(Records excerpted from a collection)
━━━━━━━━━━━━━━━━
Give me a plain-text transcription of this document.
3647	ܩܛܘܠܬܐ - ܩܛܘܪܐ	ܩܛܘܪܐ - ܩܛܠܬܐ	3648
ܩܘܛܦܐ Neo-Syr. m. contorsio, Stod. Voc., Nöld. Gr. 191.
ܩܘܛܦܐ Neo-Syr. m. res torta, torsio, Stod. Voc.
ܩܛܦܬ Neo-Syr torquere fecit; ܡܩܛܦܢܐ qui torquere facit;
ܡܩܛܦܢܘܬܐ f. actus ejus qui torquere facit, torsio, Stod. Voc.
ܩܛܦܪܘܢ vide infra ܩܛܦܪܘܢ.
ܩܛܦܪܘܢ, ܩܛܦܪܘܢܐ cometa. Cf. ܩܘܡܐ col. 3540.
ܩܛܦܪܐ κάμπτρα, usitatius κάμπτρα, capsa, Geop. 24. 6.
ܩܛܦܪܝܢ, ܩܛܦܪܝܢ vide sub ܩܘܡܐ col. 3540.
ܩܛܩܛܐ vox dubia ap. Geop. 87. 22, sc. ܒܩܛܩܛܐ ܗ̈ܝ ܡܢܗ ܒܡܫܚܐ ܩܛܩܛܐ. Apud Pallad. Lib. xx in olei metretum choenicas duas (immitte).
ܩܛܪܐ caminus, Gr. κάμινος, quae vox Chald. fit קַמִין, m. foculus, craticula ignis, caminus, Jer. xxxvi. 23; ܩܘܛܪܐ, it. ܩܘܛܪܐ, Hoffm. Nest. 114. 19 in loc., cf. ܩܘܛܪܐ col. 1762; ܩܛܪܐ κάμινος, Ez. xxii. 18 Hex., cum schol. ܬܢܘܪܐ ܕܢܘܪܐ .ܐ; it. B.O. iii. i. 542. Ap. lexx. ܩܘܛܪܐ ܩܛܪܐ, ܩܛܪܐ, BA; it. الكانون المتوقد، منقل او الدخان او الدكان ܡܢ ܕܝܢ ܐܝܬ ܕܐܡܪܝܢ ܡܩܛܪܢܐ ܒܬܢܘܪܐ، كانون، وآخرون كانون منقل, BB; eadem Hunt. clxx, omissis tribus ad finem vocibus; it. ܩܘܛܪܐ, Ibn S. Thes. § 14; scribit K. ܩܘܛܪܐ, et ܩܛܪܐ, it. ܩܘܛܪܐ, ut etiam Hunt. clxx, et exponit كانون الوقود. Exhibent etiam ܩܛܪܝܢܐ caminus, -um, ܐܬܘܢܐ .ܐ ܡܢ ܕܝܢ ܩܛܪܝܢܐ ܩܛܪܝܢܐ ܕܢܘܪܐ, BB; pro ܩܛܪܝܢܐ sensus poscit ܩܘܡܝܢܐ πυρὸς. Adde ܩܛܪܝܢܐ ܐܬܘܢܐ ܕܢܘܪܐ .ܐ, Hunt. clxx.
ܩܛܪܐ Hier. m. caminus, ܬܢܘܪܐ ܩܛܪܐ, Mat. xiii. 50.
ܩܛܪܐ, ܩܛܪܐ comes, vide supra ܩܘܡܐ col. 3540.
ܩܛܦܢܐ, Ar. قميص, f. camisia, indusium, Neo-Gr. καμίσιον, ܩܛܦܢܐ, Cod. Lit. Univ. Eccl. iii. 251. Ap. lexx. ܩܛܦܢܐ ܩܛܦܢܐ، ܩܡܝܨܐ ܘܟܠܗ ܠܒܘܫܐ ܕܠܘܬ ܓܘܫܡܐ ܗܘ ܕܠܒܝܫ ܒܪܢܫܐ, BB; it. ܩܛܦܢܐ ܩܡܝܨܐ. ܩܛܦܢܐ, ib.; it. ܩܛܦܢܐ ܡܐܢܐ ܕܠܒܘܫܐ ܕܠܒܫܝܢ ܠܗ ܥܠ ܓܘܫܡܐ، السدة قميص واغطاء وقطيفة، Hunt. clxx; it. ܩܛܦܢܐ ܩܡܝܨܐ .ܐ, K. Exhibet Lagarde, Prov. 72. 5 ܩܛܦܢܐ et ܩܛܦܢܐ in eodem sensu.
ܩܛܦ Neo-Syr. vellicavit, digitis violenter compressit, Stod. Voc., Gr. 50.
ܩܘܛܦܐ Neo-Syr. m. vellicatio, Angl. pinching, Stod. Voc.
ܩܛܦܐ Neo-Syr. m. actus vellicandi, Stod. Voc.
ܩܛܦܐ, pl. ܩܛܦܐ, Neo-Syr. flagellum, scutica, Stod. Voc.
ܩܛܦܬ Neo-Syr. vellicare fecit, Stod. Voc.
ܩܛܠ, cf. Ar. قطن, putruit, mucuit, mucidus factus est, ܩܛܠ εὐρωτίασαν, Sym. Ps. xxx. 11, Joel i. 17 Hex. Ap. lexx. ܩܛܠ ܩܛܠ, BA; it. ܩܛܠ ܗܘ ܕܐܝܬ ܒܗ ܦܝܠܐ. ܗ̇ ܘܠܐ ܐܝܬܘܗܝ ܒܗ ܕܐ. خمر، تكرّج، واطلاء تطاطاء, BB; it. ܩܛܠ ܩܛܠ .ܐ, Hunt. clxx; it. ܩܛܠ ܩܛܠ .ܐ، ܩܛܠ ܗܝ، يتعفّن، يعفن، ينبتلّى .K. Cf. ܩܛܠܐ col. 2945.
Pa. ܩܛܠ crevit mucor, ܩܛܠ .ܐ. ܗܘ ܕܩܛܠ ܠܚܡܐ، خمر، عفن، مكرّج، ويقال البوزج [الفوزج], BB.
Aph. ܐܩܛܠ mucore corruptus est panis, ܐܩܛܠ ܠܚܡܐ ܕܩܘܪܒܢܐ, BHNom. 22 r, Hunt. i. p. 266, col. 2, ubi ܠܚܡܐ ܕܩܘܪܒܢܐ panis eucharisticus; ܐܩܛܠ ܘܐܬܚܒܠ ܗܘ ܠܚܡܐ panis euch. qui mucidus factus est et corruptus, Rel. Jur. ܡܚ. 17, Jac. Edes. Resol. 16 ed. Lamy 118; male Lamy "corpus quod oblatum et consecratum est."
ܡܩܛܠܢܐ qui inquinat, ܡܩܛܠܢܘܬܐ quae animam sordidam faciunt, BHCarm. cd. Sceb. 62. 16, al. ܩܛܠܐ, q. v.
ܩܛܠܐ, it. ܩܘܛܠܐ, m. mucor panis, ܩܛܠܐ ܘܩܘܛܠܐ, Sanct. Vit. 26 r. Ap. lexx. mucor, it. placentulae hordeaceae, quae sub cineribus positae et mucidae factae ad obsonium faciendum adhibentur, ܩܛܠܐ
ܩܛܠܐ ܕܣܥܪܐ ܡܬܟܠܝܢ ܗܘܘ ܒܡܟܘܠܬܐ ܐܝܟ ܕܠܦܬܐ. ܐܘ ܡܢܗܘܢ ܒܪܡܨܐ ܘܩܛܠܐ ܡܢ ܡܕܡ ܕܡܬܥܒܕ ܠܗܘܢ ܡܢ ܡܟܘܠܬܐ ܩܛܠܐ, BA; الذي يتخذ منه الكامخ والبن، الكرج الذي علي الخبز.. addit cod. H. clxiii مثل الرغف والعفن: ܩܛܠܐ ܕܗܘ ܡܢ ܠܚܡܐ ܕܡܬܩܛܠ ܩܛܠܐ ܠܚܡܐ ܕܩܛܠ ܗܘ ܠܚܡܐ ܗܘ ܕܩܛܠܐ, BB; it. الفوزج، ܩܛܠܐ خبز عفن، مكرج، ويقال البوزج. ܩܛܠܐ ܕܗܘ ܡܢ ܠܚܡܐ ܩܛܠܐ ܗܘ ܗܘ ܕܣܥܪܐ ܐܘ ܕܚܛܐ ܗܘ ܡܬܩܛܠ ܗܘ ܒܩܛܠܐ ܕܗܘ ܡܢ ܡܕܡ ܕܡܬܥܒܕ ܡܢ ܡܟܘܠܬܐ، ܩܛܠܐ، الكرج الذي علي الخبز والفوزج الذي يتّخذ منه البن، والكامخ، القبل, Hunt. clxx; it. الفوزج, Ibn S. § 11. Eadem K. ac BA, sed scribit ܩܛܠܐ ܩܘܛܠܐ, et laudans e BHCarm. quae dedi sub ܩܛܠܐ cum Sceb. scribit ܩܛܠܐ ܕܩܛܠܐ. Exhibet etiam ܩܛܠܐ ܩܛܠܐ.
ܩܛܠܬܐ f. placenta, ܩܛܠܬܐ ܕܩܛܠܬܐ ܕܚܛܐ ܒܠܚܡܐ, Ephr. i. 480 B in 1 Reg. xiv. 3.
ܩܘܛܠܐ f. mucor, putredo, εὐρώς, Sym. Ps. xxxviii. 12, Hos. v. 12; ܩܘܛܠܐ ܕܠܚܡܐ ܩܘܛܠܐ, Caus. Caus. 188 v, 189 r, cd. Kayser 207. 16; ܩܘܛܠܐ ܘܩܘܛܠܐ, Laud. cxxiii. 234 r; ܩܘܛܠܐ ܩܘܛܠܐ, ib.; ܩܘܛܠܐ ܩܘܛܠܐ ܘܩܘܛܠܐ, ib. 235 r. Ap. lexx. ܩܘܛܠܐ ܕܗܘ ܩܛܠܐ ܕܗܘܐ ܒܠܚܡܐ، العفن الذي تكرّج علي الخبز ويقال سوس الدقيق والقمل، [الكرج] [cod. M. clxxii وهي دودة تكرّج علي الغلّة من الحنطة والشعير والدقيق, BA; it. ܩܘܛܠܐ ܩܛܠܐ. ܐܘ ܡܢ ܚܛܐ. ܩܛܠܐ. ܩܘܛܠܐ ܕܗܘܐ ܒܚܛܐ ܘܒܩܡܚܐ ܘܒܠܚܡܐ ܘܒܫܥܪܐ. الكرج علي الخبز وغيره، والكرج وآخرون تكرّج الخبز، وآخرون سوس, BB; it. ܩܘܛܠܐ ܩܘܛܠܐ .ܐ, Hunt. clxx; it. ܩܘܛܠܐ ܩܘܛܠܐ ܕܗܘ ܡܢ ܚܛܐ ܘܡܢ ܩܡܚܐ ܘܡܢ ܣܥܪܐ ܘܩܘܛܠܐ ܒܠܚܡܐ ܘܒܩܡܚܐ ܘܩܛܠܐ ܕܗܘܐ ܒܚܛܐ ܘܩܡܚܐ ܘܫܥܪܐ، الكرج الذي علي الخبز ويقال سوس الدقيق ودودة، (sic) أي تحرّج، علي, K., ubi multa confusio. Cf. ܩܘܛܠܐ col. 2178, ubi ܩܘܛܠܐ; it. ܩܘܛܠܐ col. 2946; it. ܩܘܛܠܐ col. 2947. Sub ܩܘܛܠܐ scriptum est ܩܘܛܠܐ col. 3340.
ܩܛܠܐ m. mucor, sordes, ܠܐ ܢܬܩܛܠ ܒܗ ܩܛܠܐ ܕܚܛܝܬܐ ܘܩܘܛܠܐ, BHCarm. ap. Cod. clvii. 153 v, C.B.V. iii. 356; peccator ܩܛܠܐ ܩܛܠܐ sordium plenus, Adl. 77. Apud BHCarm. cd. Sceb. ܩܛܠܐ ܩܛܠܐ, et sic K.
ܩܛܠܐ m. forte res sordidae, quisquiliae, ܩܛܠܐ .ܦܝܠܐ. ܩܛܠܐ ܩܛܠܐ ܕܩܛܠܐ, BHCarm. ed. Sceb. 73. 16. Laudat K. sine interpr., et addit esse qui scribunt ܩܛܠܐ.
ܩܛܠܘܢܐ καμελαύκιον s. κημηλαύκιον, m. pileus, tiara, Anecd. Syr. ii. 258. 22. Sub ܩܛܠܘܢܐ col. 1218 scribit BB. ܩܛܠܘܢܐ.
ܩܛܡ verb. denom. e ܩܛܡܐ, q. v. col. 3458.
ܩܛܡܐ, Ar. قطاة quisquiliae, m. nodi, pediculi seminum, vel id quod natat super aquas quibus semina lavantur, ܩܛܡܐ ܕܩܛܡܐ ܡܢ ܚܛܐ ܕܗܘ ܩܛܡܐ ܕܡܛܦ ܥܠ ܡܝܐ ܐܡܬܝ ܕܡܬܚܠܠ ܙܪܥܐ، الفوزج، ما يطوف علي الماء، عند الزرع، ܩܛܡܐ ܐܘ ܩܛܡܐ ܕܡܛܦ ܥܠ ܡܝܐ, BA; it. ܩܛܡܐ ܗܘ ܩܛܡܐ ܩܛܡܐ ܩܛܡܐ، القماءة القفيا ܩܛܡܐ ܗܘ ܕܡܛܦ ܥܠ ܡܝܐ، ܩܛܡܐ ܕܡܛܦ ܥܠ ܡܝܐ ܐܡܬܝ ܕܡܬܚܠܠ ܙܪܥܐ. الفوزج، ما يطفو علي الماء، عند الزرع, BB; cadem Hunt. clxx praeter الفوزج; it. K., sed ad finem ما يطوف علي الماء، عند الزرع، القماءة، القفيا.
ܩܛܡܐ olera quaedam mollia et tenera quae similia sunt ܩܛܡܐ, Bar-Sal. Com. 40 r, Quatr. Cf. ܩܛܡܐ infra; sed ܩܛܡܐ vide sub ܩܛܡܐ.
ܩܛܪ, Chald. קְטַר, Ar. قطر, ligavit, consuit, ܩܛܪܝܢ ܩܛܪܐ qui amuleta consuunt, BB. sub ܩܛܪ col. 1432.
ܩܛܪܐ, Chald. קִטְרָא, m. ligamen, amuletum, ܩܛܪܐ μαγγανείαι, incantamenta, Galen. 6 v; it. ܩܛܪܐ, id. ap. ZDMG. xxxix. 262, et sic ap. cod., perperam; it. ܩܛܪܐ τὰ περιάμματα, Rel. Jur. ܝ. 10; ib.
━━━━━━━━━━━━━━━━
- **Task brief**:
Extract all lines from the data in which "ܩܛܡܐ" is found.

- **The reply**:
ܩܛܡ verb. denom. e ܩܛܡܐ, q. v. col. 3458.
ܩܛܡܐ, Ar. قطاة quisquiliae, m. nodi, pediculi seminum, vel id quod natat super aquas quibus semina lavantur, ܩܛܡܐ ܕܩܛܡܐ ܡܢ ܚܛܐ ܕܗܘ ܩܛܡܐ ܕܡܛܦ ܥܠ ܡܝܐ ܐܡܬܝ ܕܡܬܚܠܠ ܙܪܥܐ، الفوزج، ما يطوف علي الماء، عند الزرع، ܩܛܡܐ ܐܘ ܩܛܡܐ ܕܡܛܦ ܥܠ ܡܝܐ, BA; it. ܩܛܡܐ ܗܘ ܩܛܡܐ ܩܛܡܐ ܩܛܡܐ، القماءة القفيا ܩܛܡܐ ܗܘ ܕܡܛܦ ܥܠ ܡܝܐ، ܩܛܡܐ ܕܡܛܦ ܥܠ ܡܝܐ ܐܡܬܝ ܕܡܬܚܠܠ ܙܪܥܐ. الفوزج، ما يطفو علي الماء، عند الزرع, BB; cadem Hunt. clxx praeter الفوزج; it. K., sed ad finem ما يطوف علي الماء، عند الزرع، القماءة، القفيا.
ܩܛܡܐ olera quaedam mollia et tenera quae similia sunt ܩܛܡܐ, Bar-Sal. Com. 40 r, Quatr. Cf. ܩܛܡܐ infra; sed ܩܛܡܐ vide sub ܩܛܡܐ.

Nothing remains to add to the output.